What is being asked: Locate the word "Goat" in the data below, then copy every line that holds it.

Records about charts and figures:
━━━━━━

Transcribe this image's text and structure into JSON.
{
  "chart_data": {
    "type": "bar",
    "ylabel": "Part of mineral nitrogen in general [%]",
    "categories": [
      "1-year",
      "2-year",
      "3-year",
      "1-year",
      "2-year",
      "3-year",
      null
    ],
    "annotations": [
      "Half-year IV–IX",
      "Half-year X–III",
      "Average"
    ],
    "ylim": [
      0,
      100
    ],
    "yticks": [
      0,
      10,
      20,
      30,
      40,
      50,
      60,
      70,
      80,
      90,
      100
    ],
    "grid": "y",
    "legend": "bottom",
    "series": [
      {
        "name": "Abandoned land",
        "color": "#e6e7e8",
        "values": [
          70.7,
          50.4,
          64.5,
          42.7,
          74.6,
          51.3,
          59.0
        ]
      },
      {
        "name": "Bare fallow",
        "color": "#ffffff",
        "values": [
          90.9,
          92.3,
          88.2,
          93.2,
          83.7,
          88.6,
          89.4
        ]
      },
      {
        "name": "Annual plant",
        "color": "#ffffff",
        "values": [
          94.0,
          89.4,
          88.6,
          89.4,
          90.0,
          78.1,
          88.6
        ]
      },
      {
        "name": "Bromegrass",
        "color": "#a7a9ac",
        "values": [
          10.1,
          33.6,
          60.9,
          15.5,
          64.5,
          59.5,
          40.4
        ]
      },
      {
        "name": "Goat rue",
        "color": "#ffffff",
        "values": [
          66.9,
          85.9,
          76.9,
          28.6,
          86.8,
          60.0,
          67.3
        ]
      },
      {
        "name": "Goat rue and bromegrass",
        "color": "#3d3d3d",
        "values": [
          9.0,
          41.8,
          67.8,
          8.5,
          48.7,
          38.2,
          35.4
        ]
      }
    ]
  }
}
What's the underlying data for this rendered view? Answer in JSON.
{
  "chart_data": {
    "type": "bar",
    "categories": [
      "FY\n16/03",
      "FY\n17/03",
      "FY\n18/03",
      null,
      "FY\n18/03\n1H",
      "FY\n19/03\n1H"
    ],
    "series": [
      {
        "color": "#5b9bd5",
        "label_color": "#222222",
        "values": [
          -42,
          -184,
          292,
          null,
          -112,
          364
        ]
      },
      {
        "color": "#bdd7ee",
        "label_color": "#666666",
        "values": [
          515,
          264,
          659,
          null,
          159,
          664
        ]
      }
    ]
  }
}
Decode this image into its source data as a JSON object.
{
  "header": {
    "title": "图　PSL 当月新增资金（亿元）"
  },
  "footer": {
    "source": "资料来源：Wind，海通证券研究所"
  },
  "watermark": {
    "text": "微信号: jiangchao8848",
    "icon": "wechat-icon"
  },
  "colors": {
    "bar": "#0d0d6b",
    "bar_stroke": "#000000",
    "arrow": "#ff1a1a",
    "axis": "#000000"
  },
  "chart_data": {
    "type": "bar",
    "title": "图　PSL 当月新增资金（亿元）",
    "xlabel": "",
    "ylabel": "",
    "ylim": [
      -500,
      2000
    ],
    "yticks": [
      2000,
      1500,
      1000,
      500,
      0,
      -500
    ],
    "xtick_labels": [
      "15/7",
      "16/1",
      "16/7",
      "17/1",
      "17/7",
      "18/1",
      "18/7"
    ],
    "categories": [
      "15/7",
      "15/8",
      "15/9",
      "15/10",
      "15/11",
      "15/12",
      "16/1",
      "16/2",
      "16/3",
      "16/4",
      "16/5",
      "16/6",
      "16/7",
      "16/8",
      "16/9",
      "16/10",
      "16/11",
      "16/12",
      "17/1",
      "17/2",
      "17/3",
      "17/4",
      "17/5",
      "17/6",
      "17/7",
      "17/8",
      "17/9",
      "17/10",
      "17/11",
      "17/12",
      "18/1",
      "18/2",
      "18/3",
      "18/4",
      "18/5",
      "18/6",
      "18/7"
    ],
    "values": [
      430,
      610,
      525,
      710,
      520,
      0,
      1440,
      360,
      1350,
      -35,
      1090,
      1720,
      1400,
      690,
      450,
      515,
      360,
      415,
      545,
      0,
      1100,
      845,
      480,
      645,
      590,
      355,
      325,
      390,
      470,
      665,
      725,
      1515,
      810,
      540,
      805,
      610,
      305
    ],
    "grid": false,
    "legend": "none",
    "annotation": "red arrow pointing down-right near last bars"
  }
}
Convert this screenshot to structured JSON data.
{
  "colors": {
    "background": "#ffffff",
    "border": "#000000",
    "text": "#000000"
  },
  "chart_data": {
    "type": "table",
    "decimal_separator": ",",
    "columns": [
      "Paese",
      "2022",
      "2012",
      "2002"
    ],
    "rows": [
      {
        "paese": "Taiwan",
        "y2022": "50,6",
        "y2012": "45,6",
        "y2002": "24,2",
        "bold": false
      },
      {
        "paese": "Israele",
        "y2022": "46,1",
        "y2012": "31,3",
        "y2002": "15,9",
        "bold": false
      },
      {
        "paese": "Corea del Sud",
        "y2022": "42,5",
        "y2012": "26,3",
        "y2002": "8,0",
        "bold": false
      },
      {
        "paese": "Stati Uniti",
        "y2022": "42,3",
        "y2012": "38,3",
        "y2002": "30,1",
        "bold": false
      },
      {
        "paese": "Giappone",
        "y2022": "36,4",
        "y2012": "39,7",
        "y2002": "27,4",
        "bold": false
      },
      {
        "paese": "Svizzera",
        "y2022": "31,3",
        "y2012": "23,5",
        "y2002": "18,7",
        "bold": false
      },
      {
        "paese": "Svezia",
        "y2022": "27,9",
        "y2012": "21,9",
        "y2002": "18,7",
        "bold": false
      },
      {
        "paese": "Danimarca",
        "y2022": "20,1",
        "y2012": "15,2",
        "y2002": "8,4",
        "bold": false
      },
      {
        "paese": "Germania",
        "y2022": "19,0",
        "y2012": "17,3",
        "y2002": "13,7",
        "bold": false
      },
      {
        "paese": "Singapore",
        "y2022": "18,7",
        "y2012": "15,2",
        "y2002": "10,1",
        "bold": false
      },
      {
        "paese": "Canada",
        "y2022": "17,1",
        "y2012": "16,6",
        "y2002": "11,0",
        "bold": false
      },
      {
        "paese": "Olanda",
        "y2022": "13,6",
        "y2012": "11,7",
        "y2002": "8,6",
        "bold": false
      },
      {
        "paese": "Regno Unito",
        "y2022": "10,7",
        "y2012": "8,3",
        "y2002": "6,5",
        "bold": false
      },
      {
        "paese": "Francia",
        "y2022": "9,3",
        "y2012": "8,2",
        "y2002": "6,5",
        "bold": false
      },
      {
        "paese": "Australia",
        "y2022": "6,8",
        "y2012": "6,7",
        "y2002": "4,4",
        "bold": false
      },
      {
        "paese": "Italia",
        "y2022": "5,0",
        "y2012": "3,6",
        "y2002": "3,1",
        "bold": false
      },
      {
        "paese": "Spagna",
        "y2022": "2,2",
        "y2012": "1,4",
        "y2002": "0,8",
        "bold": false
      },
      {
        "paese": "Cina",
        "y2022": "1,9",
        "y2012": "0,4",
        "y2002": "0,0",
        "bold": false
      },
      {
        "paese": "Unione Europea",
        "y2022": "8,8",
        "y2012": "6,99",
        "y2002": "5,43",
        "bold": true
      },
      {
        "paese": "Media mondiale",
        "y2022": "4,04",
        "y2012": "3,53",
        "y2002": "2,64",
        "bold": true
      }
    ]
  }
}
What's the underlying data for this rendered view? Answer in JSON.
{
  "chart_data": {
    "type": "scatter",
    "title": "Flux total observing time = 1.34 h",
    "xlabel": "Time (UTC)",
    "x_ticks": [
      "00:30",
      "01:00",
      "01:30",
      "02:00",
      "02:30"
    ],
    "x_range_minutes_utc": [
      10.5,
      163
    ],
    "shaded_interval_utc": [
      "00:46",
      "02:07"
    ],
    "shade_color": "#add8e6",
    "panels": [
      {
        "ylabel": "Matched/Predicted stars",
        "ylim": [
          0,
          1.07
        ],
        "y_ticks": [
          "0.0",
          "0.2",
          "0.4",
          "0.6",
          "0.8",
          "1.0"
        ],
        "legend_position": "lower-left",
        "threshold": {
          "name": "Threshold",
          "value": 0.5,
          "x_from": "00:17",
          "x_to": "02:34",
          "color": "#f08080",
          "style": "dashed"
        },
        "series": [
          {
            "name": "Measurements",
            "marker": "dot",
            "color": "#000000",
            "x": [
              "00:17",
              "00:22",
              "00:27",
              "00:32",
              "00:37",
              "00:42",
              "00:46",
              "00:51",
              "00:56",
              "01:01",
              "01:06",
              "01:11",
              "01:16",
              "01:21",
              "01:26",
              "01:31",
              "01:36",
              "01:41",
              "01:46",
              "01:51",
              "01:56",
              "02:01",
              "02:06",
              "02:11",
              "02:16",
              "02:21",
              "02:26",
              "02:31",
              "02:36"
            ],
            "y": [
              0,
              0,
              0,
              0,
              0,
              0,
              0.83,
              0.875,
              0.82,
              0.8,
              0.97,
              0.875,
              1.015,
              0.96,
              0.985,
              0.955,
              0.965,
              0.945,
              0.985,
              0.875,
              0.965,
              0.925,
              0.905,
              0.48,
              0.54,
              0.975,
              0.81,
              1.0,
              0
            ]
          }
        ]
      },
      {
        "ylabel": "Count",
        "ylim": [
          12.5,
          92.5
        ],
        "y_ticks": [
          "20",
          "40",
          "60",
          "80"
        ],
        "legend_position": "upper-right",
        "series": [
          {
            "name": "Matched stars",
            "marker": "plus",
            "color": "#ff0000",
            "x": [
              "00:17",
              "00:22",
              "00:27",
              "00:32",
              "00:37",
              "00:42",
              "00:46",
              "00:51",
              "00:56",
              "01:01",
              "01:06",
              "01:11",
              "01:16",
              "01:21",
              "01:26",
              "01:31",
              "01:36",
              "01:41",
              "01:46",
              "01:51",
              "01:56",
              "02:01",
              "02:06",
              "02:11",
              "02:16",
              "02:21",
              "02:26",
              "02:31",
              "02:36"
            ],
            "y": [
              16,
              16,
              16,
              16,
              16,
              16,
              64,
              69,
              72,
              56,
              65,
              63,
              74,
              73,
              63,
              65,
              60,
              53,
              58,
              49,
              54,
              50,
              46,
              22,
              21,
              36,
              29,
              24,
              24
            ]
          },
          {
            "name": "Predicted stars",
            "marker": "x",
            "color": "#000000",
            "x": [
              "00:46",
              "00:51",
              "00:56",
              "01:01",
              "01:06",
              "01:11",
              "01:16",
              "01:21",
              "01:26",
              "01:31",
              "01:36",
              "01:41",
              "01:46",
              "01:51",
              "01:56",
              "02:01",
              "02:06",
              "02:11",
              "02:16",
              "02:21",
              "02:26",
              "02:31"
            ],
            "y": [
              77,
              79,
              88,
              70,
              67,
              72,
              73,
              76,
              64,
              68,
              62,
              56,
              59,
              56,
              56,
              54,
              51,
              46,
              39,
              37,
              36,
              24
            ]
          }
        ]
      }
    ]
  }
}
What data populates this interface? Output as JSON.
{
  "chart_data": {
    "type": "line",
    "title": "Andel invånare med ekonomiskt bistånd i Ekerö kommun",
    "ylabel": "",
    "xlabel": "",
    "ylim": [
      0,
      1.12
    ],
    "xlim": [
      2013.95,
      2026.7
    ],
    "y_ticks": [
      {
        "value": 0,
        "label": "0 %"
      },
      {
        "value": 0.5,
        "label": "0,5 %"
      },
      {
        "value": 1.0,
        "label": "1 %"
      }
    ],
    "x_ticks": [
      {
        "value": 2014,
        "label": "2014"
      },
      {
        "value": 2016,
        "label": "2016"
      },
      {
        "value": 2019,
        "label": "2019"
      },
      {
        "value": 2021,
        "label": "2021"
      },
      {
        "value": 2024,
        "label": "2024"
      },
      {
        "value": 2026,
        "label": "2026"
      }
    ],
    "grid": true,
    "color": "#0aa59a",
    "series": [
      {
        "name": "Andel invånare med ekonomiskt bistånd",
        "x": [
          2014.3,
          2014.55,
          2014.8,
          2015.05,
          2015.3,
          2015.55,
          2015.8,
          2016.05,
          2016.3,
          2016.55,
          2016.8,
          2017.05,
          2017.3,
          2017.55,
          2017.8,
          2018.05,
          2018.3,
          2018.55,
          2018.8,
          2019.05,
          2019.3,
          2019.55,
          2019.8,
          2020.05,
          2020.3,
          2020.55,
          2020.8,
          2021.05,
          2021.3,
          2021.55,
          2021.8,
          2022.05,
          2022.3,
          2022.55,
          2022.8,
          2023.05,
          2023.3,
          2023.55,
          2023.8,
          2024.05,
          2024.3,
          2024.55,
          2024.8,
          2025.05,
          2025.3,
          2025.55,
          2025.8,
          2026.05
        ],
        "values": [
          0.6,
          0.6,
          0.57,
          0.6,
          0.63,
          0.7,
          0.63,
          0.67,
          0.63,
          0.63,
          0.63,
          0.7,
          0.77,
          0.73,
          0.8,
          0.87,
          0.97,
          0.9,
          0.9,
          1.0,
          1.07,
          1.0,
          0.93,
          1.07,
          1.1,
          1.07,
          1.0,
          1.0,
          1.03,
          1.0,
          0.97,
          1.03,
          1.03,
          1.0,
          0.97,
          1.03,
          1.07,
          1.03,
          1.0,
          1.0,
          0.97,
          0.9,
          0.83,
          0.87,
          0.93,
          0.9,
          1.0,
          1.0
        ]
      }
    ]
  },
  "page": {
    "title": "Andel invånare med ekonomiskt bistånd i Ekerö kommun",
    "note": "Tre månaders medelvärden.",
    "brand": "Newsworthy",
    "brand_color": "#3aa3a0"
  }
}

━━━━━━

Written solution:
        "name": "Goat rue",
        "name": "Goat rue and bromegrass",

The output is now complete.